Instruction
Strip the pictures and reproduce the rest of the listing exactly.

====================

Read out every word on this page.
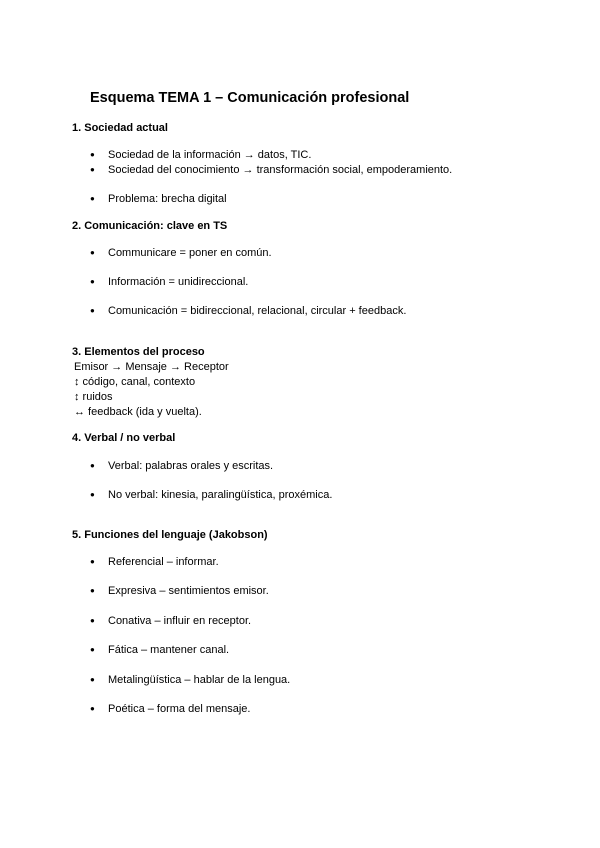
Esquema TEMA 1 – Comunicación profesional
1. Sociedad actual
● Sociedad de la información → datos, TIC.
● Sociedad del conocimiento → transformación social, empoderamiento.
● Problema: brecha digital
2. Comunicación: clave en TS
● Communicare = poner en común.
● Información = unidireccional.
● Comunicación = bidireccional, relacional, circular + feedback.
3. Elementos del proceso
Emisor → Mensaje → Receptor
↕ código, canal, contexto
↕ ruidos
↔ feedback (ida y vuelta).
4. Verbal / no verbal
● Verbal: palabras orales y escritas.
● No verbal: kinesia, paralingüística, proxémica.
5. Funciones del lenguaje (Jakobson)
● Referencial – informar.
● Expresiva – sentimientos emisor.
● Conativa – influir en receptor.
● Fática – mantener canal.
● Metalingüística – hablar de la lengua.
● Poética – forma del mensaje.
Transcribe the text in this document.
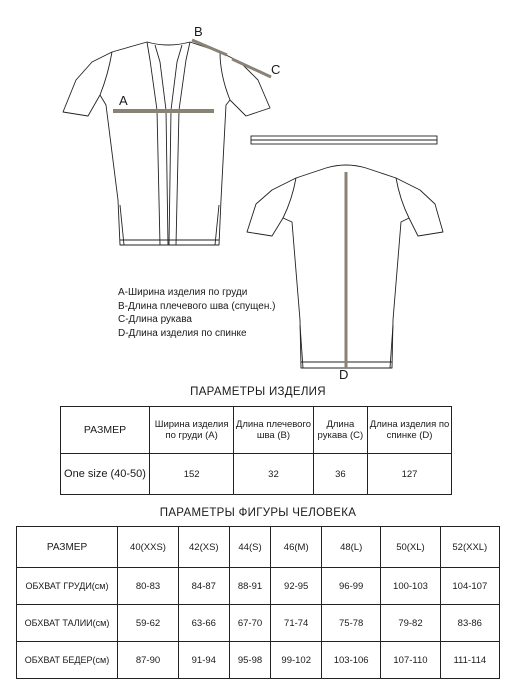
A
B
C
D
A-Ширина изделия по груди
B-Длина плечевого шва (спущен.)
C-Длина рукава
D-Длина изделия по спинке
ПАРАМЕТРЫ ИЗДЕЛИЯ
РАЗМЕР	Ширина изделия по груди (A)	Длина плечевого шва (B)	Длина рукава (C)	Длина изделия по спинке (D)
One size (40-50)	152	32	36	127
ПАРАМЕТРЫ ФИГУРЫ ЧЕЛОВЕКА
РАЗМЕР	40(XXS)	42(XS)	44(S)	46(M)	48(L)	50(XL)	52(XXL)
ОБХВАТ ГРУДИ(см)	80-83	84-87	88-91	92-95	96-99	100-103	104-107
ОБХВАТ ТАЛИИ(см)	59-62	63-66	67-70	71-74	75-78	79-82	83-86
ОБХВАТ БЕДЕР(см)	87-90	91-94	95-98	99-102	103-106	107-110	111-114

====================

Task result
Read out every word on this page.
Esquema TEMA 1 – Comunicación profesional
1. Sociedad actual
● Sociedad de la información → datos, TIC.
● Sociedad del conocimiento → transformación social, empoderamiento.
● Problema: brecha digital
2. Comunicación: clave en TS
● Communicare = poner en común.
● Información = unidireccional.
● Comunicación = bidireccional, relacional, circular + feedback.
3. Elementos del proceso
Emisor → Mensaje → Receptor
↕ código, canal, contexto
↕ ruidos
↔ feedback (ida y vuelta).
4. Verbal / no verbal
● Verbal: palabras orales y escritas.
● No verbal: kinesia, paralingüística, proxémica.
5. Funciones del lenguaje (Jakobson)
● Referencial – informar.
● Expresiva – sentimientos emisor.
● Conativa – influir en receptor.
● Fática – mantener canal.
● Metalingüística – hablar de la lengua.
● Poética – forma del mensaje.
Transcribe the text in this document.
A
B
C
D
A-Ширина изделия по груди
B-Длина плечевого шва (спущен.)
C-Длина рукава
D-Длина изделия по спинке
ПАРАМЕТРЫ ИЗДЕЛИЯ
РАЗМЕР	Ширина изделия по груди (A)	Длина плечевого шва (B)	Длина рукава (C)	Длина изделия по спинке (D)
One size (40-50)	152	32	36	127
ПАРАМЕТРЫ ФИГУРЫ ЧЕЛОВЕКА
РАЗМЕР	40(XXS)	42(XS)	44(S)	46(M)	48(L)	50(XL)	52(XXL)
ОБХВАТ ГРУДИ(см)	80-83	84-87	88-91	92-95	96-99	100-103	104-107
ОБХВАТ ТАЛИИ(см)	59-62	63-66	67-70	71-74	75-78	79-82	83-86
ОБХВАТ БЕДЕР(см)	87-90	91-94	95-98	99-102	103-106	107-110	111-114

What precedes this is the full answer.